* _SUPPLIED TEXT_
-- BEGIN --
The more I learn about memory, the less I trust my own. Neuroscientists tell us that the process of remembering does not mean that we are retrieving fixed images or scenes from a sealed vault in the brain, but rather that we are firing synapses along specific pathways, leading us back to a moment from our past that changes a little every time we send for it. The stories we tell ourselves about our past are crafted and filtered, mutable and unreliable. We cannot trust that what we believe to have happened actually happened unless we can locate evidence from outside ourselves to corroborate our own story. And even then—what if the evidence is faulty?
In the age of misinformation and artificial intelligence and the Internet, this inability to trust what we remember has grown and morphed. Now we’re often unable to trust what we see, what we hear, and even what we feel. Then again, perhaps it’s unfair to blame technology… After all, isn’t this the province of literature? Haven’t stories always made us see, hear, and feel things that are not there?
In my new novel, Monsters We Have Made, a dark and terrifying Internet legend inspires two young girls to commit a devastating crime. Thirteen years before the story opens, Sylvia’s nine-year-old daughter Faye attacked her babysitter in the name of the Kingman, a creature that she and her best friend discovered online. In the aftermath, Sylvia’s marriage, home, and family fell apart. Now Faye, recently released from a detention facility, has gone missing, and she’s left her four-year-old child behind.
-- END --
Listings of boxed layout entries:
-- BEGIN --
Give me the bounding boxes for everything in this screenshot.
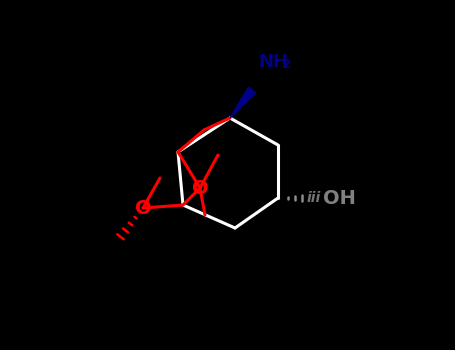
Text: 2: 2 (282, 58, 291, 71)
Text: O: O (135, 198, 152, 217)
Polygon shape (230, 87, 256, 118)
Text: OH: OH (323, 189, 356, 208)
Text: NH: NH (258, 53, 288, 71)
Text: iii: iii (307, 191, 321, 205)
Text: O: O (192, 178, 208, 197)
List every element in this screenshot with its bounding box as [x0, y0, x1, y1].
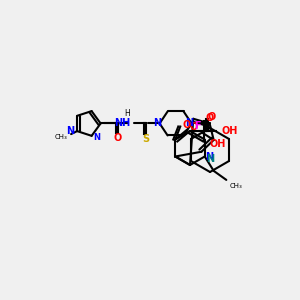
Text: CH₃: CH₃ [54, 134, 67, 140]
Text: N: N [66, 126, 74, 136]
Text: O: O [113, 134, 122, 143]
Text: N: N [185, 118, 194, 128]
Text: N: N [154, 118, 162, 128]
Text: O: O [206, 113, 214, 123]
Text: O: O [182, 119, 190, 130]
Text: N: N [205, 152, 213, 161]
Text: S: S [142, 134, 149, 145]
Text: N: N [206, 154, 214, 164]
Text: F: F [194, 121, 201, 131]
Text: H: H [125, 110, 130, 118]
Text: O: O [208, 112, 216, 122]
Text: OH: OH [210, 139, 226, 149]
Text: OH: OH [222, 126, 238, 136]
Text: CH₃: CH₃ [229, 183, 242, 189]
Text: NH: NH [114, 118, 130, 128]
Text: N: N [94, 133, 100, 142]
Text: O: O [189, 122, 197, 131]
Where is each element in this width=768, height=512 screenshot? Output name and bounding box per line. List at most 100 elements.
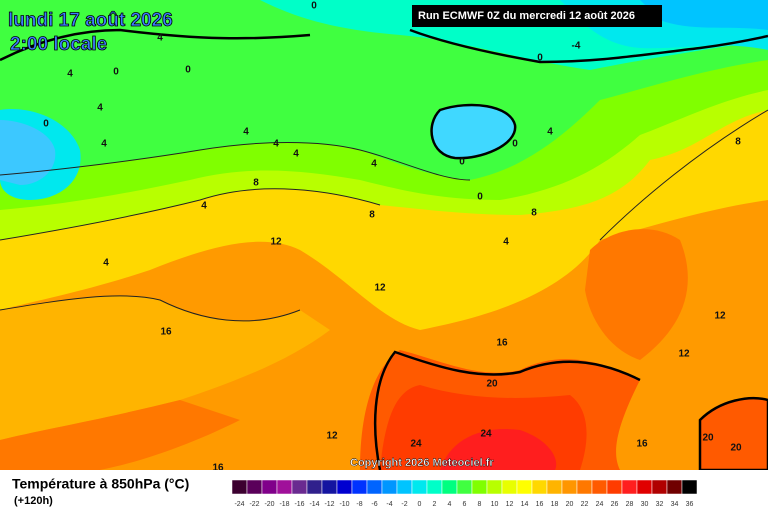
contour-label: 20 [486,379,498,390]
colorbar-swatch [666,479,683,495]
colorbar-label: 4 [448,501,452,508]
time-label: 2:00 locale [10,34,107,55]
contour-label: 12 [714,311,726,322]
colorbar-label: -16 [294,501,304,508]
contour-label: 24 [410,439,422,450]
contour-label: 12 [326,431,338,442]
colorbar-label: 0 [418,501,422,508]
footer-title: Température à 850hPa (°C) [12,476,189,492]
colorbar-label: -4 [386,501,392,508]
contour-label: 0 [477,192,483,203]
colorbar-label: 22 [581,501,589,508]
copyright: Copyright 2026 Meteociel.fr [350,457,494,469]
colorbar-swatch [471,479,488,495]
contour-labels: 0 4 -4 0 4 0 0 4 0 4 4 4 4 4 0 0 4 8 8 4 0 8 8 4 12 4 12 16 12 16 12 20… [43,1,742,474]
colorbar-label: -12 [324,501,334,508]
colorbar-label: 16 [536,501,544,508]
contour-label: 4 [103,258,109,269]
colorbar-label: 14 [521,501,529,508]
colorbar-label: 24 [596,501,604,508]
colorbar-swatch [621,479,638,495]
colorbar-swatch [576,479,593,495]
colorbar-swatch [531,479,548,495]
colorbar-swatch [291,479,308,495]
contour-label: 4 [293,149,299,160]
colorbar-swatch [636,479,653,495]
colorbar-swatch [396,479,413,495]
contour-label: 8 [369,210,375,221]
contour-label: 4 [157,33,163,44]
colorbar-label: 36 [686,501,694,508]
colorbar-label: -8 [356,501,362,508]
contour-label: 12 [270,237,282,248]
contour-label: 4 [101,139,107,150]
colorbar-swatch [336,479,353,495]
contour-label: 4 [67,69,73,80]
contour-label: 8 [735,137,741,148]
contour-label: 4 [97,103,103,114]
contour-label: 0 [311,1,317,12]
colorbar-swatch [486,479,503,495]
colorbar-label: -18 [279,501,289,508]
contour-label: 0 [537,53,543,64]
colorbar-label: -22 [249,501,259,508]
contour-label: 4 [547,127,553,138]
contour-label: 4 [273,139,279,150]
contour-label: 4 [201,201,207,212]
contour-label: 0 [459,157,465,168]
contour-label: 24 [480,429,492,440]
colorbar-swatch [231,479,248,495]
contour-label: 20 [730,443,742,454]
contour-label: 8 [253,178,259,189]
colorbar-swatch [321,479,338,495]
contour-label: 16 [636,439,648,450]
colorbar-label: 2 [433,501,437,508]
contour-label: 0 [512,139,518,150]
colorbar-label: -6 [371,501,377,508]
contour-label: 8 [531,208,537,219]
colorbar-swatch [366,479,383,495]
colorbar-swatch [606,479,623,495]
colorbar-swatch [681,479,698,495]
colorbar-swatch [381,479,398,495]
colorbar-label: -24 [234,501,244,508]
contour-label: 16 [212,463,224,474]
colorbar-label: 26 [611,501,619,508]
colorbar-swatch [261,479,278,495]
colorbar-swatch [351,479,368,495]
colorbar-label: 18 [551,501,559,508]
contour-label: 12 [374,283,386,294]
run-box [412,5,662,27]
contour-label: -4 [572,41,581,52]
colorbar-swatch [651,479,668,495]
colorbar-label: 30 [641,501,649,508]
colorbar-swatch [426,479,443,495]
colorbar-label: 32 [656,501,664,508]
colorbar-label: 20 [566,501,574,508]
colorbar-label: -2 [401,501,407,508]
colorbar-label: 8 [478,501,482,508]
colorbar-swatch [546,479,563,495]
contour-label: 0 [185,65,191,76]
colorbar-swatch [591,479,608,495]
contour-label: 12 [678,349,690,360]
contour-label: 0 [113,67,119,78]
colorbar-swatch [501,479,518,495]
contour-label: 4 [243,127,249,138]
contour-label: 4 [371,159,377,170]
colorbar-label: 12 [506,501,514,508]
run-label: Run ECMWF 0Z du mercredi 12 août 2026 [418,10,635,22]
contour-label: 0 [43,119,49,130]
date-label: lundi 17 août 2026 [8,10,173,31]
colorbar-swatch [306,479,323,495]
colorbar-label: -10 [339,501,349,508]
contours [0,28,768,471]
colorbar-swatch [441,479,458,495]
contour-label: 4 [503,237,509,248]
colorbar-swatch [411,479,428,495]
contour-label: 20 [702,433,714,444]
colorbar-label: -20 [264,501,274,508]
contours-thin [0,109,768,322]
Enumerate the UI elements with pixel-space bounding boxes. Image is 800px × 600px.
-- END --
* _SHORT EXERCISE 1_
Print the stretch of the entries from the line containing "Text: CH₃: CH₃ [54, 134, 67, 140]" through the line containing "Where is each", with both end lines included.
* _SHORT EXERCISE 2_
Carry on the passage about memory and the novel from the point where it stops.
The entries have nothing to do with the passage about memory.

* _TASK OUTPUT 1_
Text: CH₃: CH₃ [54, 134, 67, 140]
Text: N: N [66, 126, 74, 136]
Text: O: O [113, 134, 122, 143]
Text: N: N [185, 118, 194, 128]
Text: N: N [154, 118, 162, 128]
Text: O: O [206, 113, 214, 123]
Text: O: O [182, 119, 190, 130]
Text: N: N [205, 152, 213, 161]
Text: S: S [142, 134, 149, 145]
Text: N: N [206, 154, 214, 164]
Text: F: F [194, 121, 201, 131]
Text: H: H [125, 110, 130, 118]
Text: O: O [208, 112, 216, 122]
Text: OH: OH [210, 139, 226, 149]
Text: OH: OH [222, 126, 238, 136]
Text: CH₃: CH₃ [229, 183, 242, 189]
Text: NH: NH [114, 118, 130, 128]
Text: N: N [94, 133, 100, 142]
Text: O: O [189, 122, 197, 131]
Where is each element in this width=768, height=512 screenshot? Output name and bounding box per line. List at most 100 elements.

* _TASK OUTPUT 2_
As Sylvia hunts for the missing Faye, tracking her through unfamiliar cities and primeval forests, she is haunted by memories of the family she lost and by the monster who is growing ever more real to her. “In my peripheral vision,” she tells us, “I glimpsed quaking branches, cold white waves, stars colored brightly as jewels. Sometimes from my bedroom window: the crest of a black cloak coiling around the corner of the garage.” When she pages through old family photo albums, she sees the Kingman lurking just outside the frame; when she peers through the window, she sees a wooden face staring back at her.
“Sanity is a matter of borders: inside versus outside, truth versus dream, fact versus fiction,” Sylvia reflects. “How can a person tell, at any given hour, on any given sleepless night, what side of the line she is on?”
The books in this list are also concerned with those borders. What is real versus what is imagined? What is remembered and what is crafted? How do we know when to trust our perception, what do we do when our memories or our senses fail us, and what does “evidence” even mean in a world as slippery and shifting as we are?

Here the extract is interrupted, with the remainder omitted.